### PROBLEM TO WORK ON
Filter the entries below, keeping only lines with the word "العبادات".

───── DATASET

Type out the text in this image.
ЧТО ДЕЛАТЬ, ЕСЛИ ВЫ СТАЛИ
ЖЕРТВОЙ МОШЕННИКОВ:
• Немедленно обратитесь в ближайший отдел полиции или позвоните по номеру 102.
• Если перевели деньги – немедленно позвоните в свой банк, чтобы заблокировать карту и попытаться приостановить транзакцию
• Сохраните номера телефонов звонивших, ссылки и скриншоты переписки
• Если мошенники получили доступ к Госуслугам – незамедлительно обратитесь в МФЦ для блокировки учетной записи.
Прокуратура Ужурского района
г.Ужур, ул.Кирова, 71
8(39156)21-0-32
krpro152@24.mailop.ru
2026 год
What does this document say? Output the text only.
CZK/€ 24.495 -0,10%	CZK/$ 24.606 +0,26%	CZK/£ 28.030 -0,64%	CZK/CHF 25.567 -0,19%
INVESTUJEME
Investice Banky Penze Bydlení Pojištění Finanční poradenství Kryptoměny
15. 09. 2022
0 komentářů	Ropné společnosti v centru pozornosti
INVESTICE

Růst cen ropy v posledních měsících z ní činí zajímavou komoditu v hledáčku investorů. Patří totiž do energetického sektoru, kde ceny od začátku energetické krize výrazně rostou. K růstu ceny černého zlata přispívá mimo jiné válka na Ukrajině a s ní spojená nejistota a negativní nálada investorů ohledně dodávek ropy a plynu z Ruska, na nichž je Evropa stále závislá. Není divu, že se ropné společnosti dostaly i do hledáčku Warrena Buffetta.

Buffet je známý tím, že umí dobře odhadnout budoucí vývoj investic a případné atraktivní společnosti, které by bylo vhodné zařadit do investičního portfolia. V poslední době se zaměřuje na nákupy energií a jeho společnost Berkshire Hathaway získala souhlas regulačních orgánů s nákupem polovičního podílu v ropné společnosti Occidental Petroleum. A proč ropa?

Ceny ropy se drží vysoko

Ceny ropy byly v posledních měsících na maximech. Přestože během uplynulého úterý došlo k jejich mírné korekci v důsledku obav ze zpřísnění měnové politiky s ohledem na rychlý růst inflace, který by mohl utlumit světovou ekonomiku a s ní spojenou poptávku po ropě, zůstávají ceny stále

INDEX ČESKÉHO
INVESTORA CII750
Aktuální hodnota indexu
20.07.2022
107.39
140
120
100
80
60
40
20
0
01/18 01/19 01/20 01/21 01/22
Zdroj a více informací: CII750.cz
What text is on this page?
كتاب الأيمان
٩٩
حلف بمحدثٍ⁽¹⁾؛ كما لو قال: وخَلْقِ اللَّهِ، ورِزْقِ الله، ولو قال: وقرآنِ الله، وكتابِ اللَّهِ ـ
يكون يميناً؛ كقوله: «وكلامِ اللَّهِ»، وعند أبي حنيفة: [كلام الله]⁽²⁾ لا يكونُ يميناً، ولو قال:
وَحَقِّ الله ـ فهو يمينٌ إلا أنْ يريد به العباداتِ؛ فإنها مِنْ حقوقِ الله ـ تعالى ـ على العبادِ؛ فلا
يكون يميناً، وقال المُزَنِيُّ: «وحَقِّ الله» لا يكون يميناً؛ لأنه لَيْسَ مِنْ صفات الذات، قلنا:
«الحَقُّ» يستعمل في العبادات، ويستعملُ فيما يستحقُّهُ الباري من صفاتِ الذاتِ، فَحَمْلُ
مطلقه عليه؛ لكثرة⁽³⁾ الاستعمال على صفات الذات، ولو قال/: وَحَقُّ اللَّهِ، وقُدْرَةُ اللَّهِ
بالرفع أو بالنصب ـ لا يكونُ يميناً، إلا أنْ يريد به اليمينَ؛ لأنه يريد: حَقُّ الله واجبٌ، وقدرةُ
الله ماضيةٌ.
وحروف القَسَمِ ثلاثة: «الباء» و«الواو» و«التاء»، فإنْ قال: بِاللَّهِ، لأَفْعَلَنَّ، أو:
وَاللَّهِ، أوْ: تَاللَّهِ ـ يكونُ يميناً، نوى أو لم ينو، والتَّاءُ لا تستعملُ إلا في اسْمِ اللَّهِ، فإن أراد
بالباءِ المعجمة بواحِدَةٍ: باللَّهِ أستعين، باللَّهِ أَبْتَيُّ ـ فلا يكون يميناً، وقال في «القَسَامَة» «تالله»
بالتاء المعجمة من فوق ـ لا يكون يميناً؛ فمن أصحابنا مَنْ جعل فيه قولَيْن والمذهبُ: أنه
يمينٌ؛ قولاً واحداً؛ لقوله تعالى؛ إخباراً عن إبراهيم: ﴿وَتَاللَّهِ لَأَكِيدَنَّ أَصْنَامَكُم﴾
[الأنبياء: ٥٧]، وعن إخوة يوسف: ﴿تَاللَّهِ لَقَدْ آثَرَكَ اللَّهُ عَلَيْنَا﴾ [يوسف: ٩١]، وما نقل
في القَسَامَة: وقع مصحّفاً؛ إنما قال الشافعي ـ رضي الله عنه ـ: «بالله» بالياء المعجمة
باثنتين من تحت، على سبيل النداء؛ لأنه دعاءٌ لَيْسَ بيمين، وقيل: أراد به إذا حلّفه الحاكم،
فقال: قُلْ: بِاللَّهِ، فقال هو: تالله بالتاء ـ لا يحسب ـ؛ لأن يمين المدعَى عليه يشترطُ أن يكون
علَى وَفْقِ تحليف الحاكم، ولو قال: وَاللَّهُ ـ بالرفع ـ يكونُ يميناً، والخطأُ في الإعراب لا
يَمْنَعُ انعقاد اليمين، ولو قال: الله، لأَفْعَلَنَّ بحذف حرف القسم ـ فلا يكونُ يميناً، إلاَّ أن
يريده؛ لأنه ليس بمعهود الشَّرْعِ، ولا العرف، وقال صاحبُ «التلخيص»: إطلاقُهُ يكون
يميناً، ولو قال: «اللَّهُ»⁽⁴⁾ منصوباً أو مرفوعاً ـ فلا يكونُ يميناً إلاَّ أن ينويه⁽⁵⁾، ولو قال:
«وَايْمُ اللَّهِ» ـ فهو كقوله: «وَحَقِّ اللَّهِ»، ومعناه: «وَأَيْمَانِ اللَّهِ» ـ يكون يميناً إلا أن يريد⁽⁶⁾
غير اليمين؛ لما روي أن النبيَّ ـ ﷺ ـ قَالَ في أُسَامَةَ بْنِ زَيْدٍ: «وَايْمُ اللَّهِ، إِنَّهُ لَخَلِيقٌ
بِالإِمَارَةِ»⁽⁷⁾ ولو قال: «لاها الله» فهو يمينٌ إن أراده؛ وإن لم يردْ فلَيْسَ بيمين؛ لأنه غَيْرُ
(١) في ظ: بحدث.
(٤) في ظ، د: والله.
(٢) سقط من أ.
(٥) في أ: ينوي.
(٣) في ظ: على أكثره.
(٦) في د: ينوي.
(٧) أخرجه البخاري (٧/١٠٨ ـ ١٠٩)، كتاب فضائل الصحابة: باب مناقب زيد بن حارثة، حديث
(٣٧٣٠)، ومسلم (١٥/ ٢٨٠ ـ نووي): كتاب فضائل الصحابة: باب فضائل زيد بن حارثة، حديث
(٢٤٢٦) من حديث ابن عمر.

──────────

### WRITTEN RESPONSE
وَحَقِّ الله ـ فهو يمينٌ إلا أنْ يريد به العباداتِ؛ فإنها مِنْ حقوقِ الله ـ تعالى ـ على العبادِ؛ فلا
«الحَقُّ» يستعمل في العبادات، ويستعملُ فيما يستحقُّهُ الباري من صفاتِ الذاتِ، فَحَمْلُ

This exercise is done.